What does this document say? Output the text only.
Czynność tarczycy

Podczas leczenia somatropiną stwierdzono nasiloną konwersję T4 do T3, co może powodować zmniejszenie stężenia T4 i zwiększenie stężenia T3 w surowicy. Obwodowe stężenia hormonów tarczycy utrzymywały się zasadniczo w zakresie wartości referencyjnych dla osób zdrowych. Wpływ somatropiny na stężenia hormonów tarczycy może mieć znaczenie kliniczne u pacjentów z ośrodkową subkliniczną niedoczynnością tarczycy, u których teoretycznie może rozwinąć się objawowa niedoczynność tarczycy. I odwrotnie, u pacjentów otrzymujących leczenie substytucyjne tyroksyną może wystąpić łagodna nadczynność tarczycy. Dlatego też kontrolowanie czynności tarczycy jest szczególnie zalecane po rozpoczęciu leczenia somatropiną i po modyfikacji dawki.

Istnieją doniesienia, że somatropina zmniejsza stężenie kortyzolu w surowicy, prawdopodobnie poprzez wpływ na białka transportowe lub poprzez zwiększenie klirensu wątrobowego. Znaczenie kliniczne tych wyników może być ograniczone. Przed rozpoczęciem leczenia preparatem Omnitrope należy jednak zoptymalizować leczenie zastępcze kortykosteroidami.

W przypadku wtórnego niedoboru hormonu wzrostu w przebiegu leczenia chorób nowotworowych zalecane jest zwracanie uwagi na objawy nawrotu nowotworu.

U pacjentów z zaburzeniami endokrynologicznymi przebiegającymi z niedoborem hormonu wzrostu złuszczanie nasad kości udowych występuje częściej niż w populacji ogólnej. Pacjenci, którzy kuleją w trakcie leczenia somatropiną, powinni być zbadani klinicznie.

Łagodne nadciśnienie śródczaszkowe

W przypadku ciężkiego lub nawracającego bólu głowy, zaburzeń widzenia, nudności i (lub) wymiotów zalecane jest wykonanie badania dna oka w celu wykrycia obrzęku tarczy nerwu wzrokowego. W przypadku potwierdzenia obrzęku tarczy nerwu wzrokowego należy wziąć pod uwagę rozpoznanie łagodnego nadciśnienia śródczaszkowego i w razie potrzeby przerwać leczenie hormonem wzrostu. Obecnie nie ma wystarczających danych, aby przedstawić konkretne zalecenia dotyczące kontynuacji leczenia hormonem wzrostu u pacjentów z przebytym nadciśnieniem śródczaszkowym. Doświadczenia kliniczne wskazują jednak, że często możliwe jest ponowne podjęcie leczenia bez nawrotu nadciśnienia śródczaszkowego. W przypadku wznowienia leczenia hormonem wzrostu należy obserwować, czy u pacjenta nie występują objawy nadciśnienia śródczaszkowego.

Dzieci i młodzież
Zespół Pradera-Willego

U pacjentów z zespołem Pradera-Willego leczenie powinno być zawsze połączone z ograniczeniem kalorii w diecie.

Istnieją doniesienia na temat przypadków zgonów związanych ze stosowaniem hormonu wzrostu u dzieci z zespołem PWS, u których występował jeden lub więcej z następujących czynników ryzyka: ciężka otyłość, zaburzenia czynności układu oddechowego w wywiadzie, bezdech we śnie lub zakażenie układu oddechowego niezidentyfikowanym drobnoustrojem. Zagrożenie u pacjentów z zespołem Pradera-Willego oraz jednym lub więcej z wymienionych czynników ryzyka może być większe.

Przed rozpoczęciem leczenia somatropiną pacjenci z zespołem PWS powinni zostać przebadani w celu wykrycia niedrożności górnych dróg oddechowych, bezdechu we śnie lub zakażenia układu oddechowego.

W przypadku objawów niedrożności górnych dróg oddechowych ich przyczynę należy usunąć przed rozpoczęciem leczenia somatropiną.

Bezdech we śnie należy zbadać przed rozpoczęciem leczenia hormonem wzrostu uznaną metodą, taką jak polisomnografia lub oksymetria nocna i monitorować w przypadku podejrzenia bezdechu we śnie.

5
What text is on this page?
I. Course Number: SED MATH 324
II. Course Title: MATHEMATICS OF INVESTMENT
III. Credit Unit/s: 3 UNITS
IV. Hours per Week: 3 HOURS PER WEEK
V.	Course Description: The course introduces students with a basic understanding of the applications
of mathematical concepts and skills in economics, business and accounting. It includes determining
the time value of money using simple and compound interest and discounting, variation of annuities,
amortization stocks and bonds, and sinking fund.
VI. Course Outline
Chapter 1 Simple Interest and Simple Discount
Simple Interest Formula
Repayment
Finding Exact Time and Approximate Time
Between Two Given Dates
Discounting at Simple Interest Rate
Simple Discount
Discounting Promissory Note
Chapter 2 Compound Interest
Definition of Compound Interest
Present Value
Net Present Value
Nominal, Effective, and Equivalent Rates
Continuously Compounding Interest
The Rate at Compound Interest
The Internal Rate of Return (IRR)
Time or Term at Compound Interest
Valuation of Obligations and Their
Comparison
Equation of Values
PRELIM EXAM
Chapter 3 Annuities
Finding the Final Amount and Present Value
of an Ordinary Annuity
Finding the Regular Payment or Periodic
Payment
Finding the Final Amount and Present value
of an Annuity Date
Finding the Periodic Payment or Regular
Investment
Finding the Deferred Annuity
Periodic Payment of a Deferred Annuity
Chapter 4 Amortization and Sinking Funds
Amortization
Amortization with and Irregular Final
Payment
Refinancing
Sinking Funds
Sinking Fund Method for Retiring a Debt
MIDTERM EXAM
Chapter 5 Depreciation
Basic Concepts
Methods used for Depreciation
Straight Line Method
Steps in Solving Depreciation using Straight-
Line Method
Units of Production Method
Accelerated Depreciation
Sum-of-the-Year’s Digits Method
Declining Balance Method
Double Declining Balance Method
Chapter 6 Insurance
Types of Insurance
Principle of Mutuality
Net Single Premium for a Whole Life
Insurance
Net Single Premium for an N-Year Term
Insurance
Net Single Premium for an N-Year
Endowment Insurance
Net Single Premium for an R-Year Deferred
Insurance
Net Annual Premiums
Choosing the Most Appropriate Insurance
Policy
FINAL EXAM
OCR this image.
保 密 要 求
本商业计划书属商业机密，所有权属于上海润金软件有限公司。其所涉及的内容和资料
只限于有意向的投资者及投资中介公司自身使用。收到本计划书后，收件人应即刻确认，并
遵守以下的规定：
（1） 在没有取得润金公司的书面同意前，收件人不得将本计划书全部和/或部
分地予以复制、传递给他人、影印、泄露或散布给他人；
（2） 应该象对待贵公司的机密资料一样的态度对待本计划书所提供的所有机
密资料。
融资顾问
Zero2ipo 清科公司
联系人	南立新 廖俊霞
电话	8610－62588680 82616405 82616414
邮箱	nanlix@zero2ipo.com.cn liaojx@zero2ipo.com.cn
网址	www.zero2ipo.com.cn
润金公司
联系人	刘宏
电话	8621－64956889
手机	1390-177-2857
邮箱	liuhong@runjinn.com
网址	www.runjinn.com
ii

_ _ _ _ _

→ **The problem**: Write out every line of the listing that holds the word "Finding".

→ **Response to the task**:
Finding Exact Time and Approximate Time
Finding the Final Amount and Present Value
Finding the Regular Payment or Periodic
Finding the Final Amount and Present value
Finding the Periodic Payment or Regular
Finding the Deferred Annuity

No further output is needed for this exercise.